● **EXERCISE DETAILS**:
Review the material line by line. Identify and copy every line that contains the string "title".

>> Start

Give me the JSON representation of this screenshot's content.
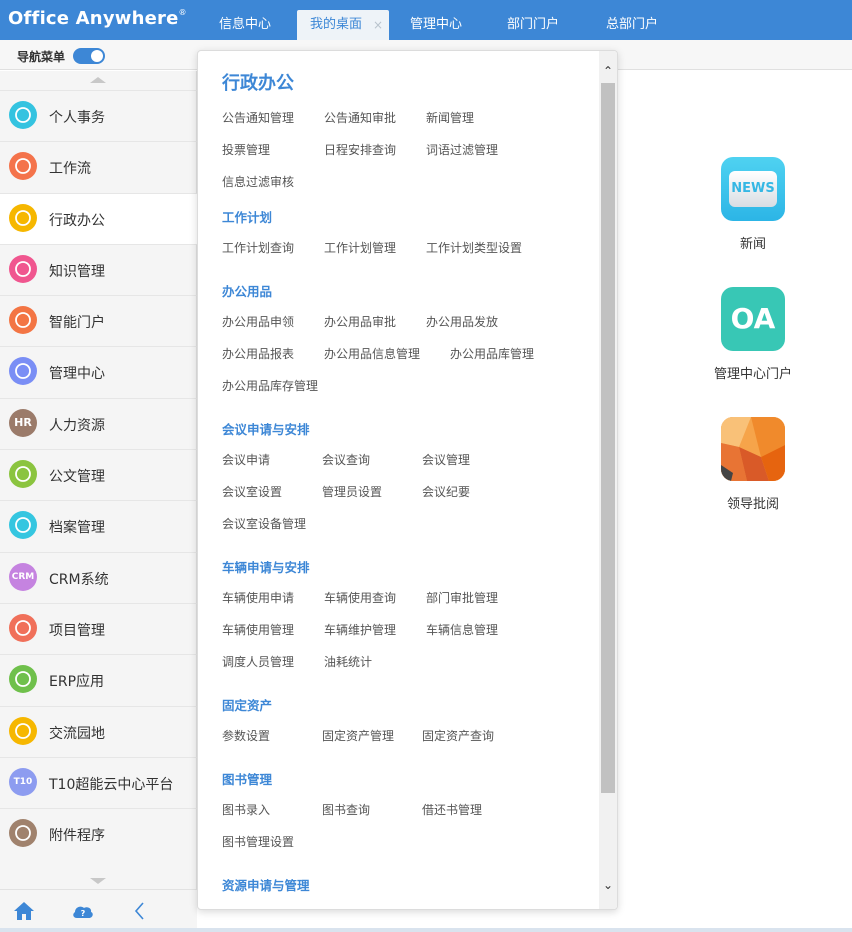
{
  "header": {
    "logo": "Office Anywhere",
    "logo_mark": "®",
    "tabs": [
      {
        "label": "信息中心"
      },
      {
        "label": "我的桌面",
        "close": "×"
      },
      {
        "label": "管理中心"
      },
      {
        "label": "部门门户"
      },
      {
        "label": "总部门户"
      }
    ],
    "accent": "#3d87d6"
  },
  "subbar": {
    "nav_label": "导航菜单"
  },
  "sidebar": {
    "items": [
      {
        "label": "个人事务",
        "icon": "user-icon",
        "color": "#34c3e0"
      },
      {
        "label": "工作流",
        "icon": "workflow-icon",
        "color": "#f4734b"
      },
      {
        "label": "行政办公",
        "icon": "layers-icon",
        "color": "#f6b700"
      },
      {
        "label": "知识管理",
        "icon": "book-icon",
        "color": "#f0568f"
      },
      {
        "label": "智能门户",
        "icon": "portal-icon",
        "color": "#f37544"
      },
      {
        "label": "管理中心",
        "icon": "phone-icon",
        "color": "#7a8ef5"
      },
      {
        "label": "人力资源",
        "icon": "hr-icon",
        "text": "HR",
        "color": "#9b7b6a"
      },
      {
        "label": "公文管理",
        "icon": "briefcase-icon",
        "color": "#8bc43f"
      },
      {
        "label": "档案管理",
        "icon": "archive-icon",
        "color": "#35c6e0"
      },
      {
        "label": "CRM系统",
        "icon": "crm-icon",
        "text": "CRM",
        "color": "#c583e0"
      },
      {
        "label": "项目管理",
        "icon": "project-icon",
        "color": "#f0705a"
      },
      {
        "label": "ERP应用",
        "icon": "chart-icon",
        "color": "#6fc04b"
      },
      {
        "label": "交流园地",
        "icon": "chat-icon",
        "color": "#f6b700"
      },
      {
        "label": "T10超能云中心平台",
        "icon": "cloud-icon",
        "text": "T10",
        "color": "#8d9cf0"
      },
      {
        "label": "附件程序",
        "icon": "paperclip-icon",
        "color": "#a0826d"
      }
    ],
    "active_index": 2
  },
  "apps": [
    {
      "label": "新闻",
      "tile_text": "NEWS"
    },
    {
      "label": "管理中心门户",
      "tile_text": "OA"
    },
    {
      "label": "领导批阅",
      "tile_text": ""
    }
  ],
  "menu": {
    "title": "行政办公",
    "top_links": [
      [
        "公告通知管理",
        "公告通知审批",
        "新闻管理"
      ],
      [
        "投票管理",
        "日程安排查询",
        "词语过滤管理"
      ],
      [
        "信息过滤审核"
      ]
    ],
    "sections": [
      {
        "title": "工作计划",
        "rows": [
          [
            "工作计划查询",
            "工作计划管理",
            "工作计划类型设置"
          ]
        ]
      },
      {
        "title": "办公用品",
        "rows": [
          [
            "办公用品申领",
            "办公用品审批",
            "办公用品发放"
          ],
          [
            "办公用品报表",
            "办公用品信息管理",
            "办公用品库管理"
          ],
          [
            "办公用品库存管理"
          ]
        ]
      },
      {
        "title": "会议申请与安排",
        "rows": [
          [
            "会议申请",
            "会议查询",
            "会议管理"
          ],
          [
            "会议室设置",
            "管理员设置",
            "会议纪要"
          ],
          [
            "会议室设备管理"
          ]
        ]
      },
      {
        "title": "车辆申请与安排",
        "rows": [
          [
            "车辆使用申请",
            "车辆使用查询",
            "部门审批管理"
          ],
          [
            "车辆使用管理",
            "车辆维护管理",
            "车辆信息管理"
          ],
          [
            "调度人员管理",
            "油耗统计"
          ]
        ]
      },
      {
        "title": "固定资产",
        "rows": [
          [
            "参数设置",
            "固定资产管理",
            "固定资产查询"
          ]
        ]
      },
      {
        "title": "图书管理",
        "rows": [
          [
            "图书录入",
            "图书查询",
            "借还书管理"
          ],
          [
            "图书管理设置"
          ]
        ]
      },
      {
        "title": "资源申请与管理",
        "rows": []
      }
    ]
  }
}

>> End

● **OUTPUT**:
    "title": "行政办公",
        "title": "工作计划",
        "title": "办公用品",
        "title": "会议申请与安排",
        "title": "车辆申请与安排",
        "title": "固定资产",
        "title": "图书管理",
        "title": "资源申请与管理",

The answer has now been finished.